Pick out the lines containing "heading".

(Stored data entries)
** Begin **

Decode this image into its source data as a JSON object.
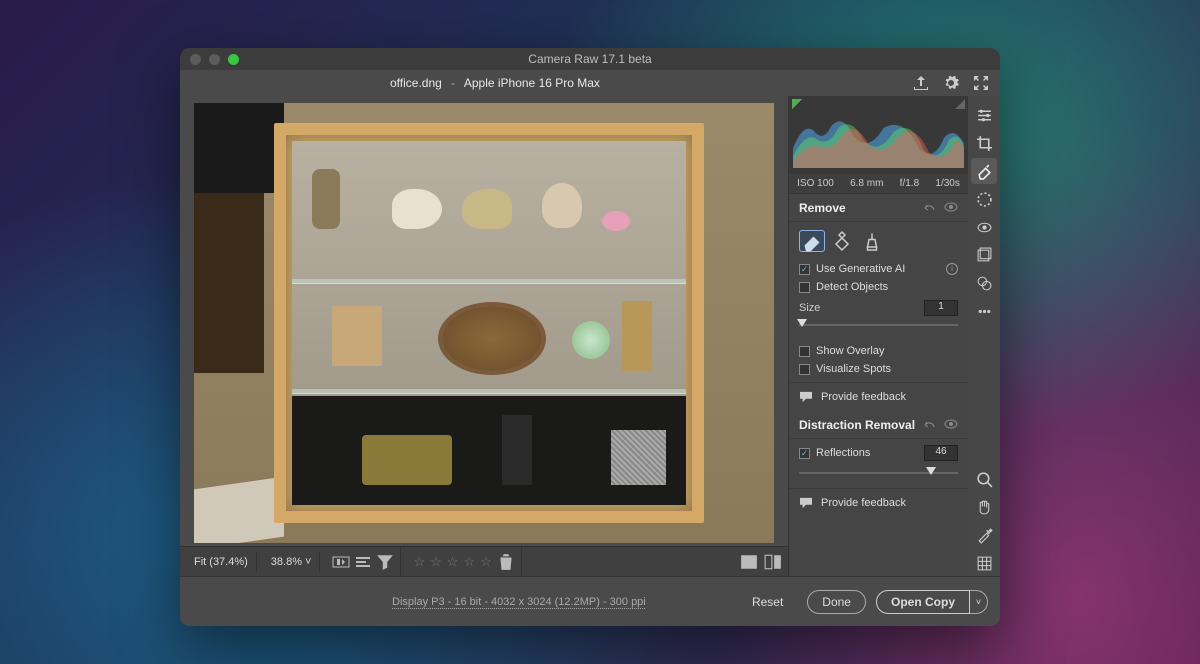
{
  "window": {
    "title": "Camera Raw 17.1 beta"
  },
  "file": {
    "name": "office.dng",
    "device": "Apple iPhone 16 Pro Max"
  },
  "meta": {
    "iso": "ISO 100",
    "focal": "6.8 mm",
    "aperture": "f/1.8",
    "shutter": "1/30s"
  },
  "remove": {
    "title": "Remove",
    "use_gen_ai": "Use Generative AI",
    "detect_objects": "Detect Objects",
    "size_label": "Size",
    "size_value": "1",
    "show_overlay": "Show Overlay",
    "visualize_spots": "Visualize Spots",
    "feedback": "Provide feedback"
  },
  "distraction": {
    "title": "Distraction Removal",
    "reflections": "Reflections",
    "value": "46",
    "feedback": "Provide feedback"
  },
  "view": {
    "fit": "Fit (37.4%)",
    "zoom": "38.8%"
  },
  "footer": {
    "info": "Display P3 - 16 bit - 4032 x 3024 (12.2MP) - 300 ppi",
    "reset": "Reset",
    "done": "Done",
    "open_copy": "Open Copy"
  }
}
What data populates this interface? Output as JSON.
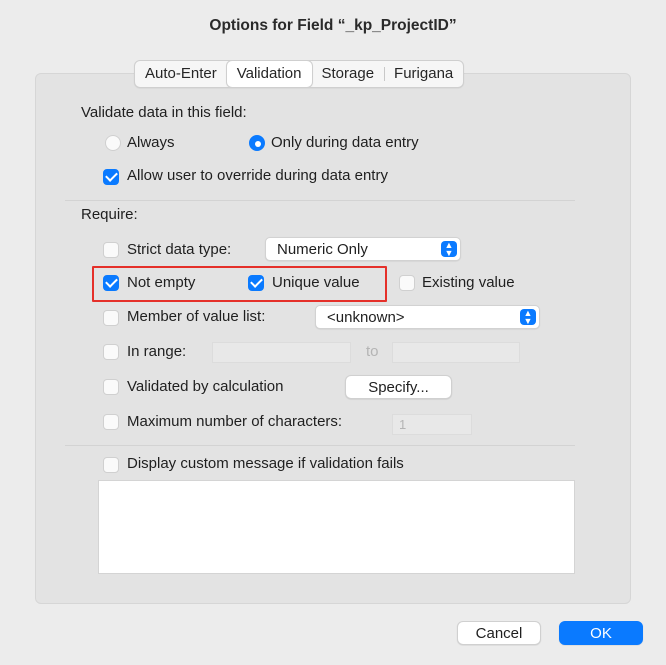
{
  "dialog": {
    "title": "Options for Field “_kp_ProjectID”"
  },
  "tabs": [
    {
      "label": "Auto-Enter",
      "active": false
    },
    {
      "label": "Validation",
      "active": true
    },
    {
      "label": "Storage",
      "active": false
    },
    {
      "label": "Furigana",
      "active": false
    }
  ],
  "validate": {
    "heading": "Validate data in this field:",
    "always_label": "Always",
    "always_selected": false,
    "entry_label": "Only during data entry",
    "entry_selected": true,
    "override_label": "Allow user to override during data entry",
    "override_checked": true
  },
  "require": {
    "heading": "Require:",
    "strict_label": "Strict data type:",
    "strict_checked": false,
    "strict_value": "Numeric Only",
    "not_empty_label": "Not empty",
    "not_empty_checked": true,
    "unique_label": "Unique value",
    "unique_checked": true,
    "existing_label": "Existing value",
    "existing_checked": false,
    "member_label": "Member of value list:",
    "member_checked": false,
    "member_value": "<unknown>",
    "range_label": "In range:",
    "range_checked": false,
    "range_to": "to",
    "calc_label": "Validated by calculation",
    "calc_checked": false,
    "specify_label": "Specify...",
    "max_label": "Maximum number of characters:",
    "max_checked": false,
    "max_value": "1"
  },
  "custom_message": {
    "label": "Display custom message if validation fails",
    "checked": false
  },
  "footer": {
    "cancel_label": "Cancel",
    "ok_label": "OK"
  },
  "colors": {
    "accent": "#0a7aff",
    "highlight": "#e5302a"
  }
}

** End **

**OUTPUT BELOW**
    "heading": "Validate data in this field:",
    "heading": "Require:",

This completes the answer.